DIRECTIONS: Please filter the data down to the lines that include the word "from" and copy them.

DATA SUPPLIED:
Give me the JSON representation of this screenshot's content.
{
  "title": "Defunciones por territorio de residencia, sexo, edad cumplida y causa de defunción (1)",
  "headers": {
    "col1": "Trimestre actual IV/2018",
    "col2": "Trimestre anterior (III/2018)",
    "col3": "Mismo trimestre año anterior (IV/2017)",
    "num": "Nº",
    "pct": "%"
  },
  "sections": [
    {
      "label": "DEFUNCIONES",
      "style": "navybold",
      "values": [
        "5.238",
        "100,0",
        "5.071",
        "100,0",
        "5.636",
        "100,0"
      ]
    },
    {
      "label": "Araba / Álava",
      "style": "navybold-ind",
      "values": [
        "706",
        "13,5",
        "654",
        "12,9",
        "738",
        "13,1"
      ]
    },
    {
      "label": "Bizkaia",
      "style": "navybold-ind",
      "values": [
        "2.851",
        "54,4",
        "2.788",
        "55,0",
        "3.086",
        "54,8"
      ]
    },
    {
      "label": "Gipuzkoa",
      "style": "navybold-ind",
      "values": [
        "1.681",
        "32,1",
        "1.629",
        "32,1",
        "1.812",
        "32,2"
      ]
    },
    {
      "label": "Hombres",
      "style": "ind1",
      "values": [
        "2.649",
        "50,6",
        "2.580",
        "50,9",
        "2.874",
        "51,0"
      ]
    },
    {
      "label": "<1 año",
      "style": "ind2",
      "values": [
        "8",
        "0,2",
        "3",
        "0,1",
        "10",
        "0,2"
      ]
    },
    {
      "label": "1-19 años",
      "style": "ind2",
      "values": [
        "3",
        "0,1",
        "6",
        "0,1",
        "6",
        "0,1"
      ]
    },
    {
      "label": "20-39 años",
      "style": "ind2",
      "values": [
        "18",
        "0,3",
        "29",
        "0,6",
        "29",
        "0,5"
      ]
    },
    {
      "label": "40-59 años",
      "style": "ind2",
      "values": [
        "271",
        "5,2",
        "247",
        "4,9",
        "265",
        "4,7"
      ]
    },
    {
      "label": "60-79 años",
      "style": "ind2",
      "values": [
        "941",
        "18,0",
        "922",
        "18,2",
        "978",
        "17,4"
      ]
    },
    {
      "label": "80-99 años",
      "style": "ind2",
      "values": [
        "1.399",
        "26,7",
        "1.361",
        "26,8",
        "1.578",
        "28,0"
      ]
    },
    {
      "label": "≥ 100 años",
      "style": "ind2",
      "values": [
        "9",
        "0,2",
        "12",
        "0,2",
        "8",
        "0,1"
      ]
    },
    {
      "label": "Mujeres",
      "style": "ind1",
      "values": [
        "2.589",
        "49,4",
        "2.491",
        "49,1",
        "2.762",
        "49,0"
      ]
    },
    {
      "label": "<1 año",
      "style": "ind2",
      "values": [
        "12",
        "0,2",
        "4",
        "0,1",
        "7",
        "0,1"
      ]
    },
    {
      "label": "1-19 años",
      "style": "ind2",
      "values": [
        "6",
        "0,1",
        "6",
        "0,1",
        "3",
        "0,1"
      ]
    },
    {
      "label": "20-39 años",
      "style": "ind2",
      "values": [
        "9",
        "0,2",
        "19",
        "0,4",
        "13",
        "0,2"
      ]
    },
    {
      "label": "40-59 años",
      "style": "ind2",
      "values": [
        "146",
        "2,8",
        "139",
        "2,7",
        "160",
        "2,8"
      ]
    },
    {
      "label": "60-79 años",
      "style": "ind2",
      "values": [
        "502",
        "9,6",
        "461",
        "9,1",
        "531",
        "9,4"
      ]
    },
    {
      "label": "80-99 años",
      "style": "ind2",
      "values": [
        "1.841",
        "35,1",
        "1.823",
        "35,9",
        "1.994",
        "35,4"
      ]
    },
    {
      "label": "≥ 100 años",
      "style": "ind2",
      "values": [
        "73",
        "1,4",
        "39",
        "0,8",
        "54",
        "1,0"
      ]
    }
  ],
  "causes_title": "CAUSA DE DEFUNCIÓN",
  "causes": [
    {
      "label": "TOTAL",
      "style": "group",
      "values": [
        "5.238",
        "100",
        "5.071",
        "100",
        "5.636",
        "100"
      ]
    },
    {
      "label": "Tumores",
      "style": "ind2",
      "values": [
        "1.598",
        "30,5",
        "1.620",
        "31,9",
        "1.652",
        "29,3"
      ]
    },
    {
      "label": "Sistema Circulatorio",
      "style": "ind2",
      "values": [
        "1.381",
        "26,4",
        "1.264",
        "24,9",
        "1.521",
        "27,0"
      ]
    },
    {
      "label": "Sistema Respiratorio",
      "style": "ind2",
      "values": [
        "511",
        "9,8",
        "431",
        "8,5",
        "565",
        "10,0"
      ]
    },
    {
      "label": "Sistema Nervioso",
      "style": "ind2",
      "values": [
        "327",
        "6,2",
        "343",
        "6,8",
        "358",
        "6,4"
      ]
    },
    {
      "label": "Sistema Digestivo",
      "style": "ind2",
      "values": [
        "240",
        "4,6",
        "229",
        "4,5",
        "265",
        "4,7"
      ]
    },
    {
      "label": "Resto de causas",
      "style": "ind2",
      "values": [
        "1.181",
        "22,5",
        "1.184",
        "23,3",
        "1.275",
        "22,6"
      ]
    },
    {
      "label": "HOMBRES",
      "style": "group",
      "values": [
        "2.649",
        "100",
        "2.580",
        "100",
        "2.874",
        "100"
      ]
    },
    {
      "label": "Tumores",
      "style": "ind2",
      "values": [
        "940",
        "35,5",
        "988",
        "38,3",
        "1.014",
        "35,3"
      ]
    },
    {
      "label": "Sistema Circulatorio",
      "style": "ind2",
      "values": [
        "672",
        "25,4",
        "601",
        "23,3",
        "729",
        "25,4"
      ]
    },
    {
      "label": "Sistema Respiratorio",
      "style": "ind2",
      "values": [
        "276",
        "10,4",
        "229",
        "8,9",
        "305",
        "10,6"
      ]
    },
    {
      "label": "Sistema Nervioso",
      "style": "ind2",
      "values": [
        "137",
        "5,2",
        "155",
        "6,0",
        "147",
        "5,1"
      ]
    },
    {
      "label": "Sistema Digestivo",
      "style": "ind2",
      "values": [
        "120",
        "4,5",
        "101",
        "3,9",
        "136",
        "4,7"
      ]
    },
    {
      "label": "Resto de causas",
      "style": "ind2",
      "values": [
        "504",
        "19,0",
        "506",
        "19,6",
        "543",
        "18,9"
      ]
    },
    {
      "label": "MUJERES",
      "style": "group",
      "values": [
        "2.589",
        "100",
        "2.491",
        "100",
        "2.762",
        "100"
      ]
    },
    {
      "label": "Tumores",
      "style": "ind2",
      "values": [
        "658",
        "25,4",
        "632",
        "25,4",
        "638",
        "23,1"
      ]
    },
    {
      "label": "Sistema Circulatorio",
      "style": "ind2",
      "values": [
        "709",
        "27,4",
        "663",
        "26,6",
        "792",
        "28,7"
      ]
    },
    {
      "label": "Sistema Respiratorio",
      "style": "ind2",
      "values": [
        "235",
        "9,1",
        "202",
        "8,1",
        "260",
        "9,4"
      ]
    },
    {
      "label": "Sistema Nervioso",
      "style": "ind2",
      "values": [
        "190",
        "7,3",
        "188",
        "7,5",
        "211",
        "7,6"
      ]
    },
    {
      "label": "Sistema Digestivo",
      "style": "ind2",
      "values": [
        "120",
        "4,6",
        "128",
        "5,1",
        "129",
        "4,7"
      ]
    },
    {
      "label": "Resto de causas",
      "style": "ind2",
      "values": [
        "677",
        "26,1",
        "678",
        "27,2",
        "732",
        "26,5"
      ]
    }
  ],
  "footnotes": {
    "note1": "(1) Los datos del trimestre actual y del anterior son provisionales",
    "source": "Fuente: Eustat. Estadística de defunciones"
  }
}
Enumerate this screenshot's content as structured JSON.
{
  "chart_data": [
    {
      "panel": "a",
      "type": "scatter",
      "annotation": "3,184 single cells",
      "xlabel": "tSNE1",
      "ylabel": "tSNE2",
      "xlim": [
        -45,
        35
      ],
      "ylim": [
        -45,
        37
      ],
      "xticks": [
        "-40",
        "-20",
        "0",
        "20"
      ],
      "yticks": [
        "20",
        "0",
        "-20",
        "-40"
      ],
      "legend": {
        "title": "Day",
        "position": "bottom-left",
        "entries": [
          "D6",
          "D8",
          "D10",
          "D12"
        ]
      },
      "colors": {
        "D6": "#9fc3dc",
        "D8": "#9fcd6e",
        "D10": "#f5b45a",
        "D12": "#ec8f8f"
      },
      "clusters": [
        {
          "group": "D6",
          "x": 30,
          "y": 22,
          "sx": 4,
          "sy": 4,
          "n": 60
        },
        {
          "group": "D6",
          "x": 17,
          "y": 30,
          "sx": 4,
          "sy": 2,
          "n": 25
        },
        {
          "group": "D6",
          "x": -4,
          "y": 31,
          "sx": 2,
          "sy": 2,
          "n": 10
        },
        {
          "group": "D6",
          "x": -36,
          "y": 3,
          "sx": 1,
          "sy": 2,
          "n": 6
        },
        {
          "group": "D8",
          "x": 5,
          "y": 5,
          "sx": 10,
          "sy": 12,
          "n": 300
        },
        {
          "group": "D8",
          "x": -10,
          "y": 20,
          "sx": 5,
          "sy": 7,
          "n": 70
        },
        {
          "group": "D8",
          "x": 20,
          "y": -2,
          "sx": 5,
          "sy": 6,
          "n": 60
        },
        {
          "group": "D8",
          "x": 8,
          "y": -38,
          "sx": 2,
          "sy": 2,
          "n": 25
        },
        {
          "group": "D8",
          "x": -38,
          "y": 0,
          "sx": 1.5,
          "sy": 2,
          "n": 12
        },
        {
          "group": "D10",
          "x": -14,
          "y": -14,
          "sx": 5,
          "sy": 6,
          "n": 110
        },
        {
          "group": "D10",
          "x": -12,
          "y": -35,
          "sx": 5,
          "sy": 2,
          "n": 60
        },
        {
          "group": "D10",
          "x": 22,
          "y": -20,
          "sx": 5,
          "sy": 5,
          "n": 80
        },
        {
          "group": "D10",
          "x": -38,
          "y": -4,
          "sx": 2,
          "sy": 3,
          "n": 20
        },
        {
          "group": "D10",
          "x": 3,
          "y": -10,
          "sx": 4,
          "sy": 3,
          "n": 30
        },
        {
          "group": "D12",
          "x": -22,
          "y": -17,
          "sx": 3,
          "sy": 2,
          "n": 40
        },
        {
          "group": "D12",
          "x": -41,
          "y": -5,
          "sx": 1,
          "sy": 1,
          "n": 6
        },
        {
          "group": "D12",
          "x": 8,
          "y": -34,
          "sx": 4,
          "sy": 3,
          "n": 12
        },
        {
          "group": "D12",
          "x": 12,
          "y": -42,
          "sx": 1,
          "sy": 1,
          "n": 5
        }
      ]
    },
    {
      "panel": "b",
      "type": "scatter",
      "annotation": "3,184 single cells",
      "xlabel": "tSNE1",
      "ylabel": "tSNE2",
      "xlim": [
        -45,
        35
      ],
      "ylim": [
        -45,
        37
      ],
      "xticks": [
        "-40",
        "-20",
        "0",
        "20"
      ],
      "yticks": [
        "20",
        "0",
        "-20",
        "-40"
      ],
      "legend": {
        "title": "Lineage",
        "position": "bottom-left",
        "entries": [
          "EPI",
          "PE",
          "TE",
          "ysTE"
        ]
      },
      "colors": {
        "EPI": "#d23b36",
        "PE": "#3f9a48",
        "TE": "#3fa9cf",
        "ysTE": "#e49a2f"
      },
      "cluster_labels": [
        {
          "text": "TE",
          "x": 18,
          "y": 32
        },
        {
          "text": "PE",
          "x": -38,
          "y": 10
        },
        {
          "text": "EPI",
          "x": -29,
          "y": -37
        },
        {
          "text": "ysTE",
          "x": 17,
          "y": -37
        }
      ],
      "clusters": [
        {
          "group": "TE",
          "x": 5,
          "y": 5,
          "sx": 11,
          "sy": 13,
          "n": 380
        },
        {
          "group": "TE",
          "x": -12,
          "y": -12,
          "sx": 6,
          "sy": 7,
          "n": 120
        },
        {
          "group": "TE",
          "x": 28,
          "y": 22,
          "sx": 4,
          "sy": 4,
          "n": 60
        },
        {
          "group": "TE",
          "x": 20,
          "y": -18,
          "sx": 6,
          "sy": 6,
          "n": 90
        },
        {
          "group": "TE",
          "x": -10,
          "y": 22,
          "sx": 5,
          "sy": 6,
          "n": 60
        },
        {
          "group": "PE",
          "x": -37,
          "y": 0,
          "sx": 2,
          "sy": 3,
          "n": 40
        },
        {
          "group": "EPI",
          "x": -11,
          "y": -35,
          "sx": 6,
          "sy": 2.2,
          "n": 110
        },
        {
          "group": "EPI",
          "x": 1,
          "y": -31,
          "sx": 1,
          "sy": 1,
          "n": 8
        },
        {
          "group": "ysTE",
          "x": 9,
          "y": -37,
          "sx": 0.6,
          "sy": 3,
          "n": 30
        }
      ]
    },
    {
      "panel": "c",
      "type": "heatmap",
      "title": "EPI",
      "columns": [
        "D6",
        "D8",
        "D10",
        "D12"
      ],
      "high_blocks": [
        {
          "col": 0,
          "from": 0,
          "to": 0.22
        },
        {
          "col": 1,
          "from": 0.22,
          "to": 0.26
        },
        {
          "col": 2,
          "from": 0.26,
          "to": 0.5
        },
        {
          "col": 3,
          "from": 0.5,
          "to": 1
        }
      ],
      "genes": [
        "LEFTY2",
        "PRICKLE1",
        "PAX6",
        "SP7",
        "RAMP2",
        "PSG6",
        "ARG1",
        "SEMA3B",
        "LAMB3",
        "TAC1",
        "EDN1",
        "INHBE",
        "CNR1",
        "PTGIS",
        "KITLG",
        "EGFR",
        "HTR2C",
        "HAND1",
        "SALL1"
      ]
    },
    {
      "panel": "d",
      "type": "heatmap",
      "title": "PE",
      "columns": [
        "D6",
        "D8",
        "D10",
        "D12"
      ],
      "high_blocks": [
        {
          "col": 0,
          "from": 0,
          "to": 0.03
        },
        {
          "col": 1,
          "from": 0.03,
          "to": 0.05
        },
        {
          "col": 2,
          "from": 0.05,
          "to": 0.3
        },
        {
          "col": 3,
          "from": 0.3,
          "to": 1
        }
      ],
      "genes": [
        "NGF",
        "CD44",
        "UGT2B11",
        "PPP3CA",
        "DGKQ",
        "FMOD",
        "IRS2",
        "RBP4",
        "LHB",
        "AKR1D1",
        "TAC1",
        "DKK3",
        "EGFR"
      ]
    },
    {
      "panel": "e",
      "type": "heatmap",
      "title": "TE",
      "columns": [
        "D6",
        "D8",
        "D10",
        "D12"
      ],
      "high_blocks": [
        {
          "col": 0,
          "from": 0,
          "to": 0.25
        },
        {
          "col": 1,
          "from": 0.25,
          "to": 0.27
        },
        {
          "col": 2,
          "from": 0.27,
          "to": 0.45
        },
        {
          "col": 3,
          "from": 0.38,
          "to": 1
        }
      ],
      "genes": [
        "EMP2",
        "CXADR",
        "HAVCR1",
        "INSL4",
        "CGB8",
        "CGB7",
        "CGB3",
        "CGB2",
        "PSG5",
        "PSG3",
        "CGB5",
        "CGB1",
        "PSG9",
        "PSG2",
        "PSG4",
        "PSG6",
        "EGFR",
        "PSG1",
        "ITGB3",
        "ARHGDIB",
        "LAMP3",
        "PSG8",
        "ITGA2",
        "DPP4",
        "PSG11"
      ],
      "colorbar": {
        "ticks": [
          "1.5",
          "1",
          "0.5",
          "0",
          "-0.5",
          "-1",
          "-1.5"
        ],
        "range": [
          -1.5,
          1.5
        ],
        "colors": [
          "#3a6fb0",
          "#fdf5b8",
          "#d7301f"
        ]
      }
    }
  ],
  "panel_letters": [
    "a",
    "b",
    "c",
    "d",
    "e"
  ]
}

OUTPUT OF THE EXERCISE:
          "from": 0,
          "from": 0.22,
          "from": 0.26,
          "from": 0.5,
          "from": 0,
          "from": 0.03,
          "from": 0.05,
          "from": 0.3,
          "from": 0,
          "from": 0.25,
          "from": 0.27,
          "from": 0.38,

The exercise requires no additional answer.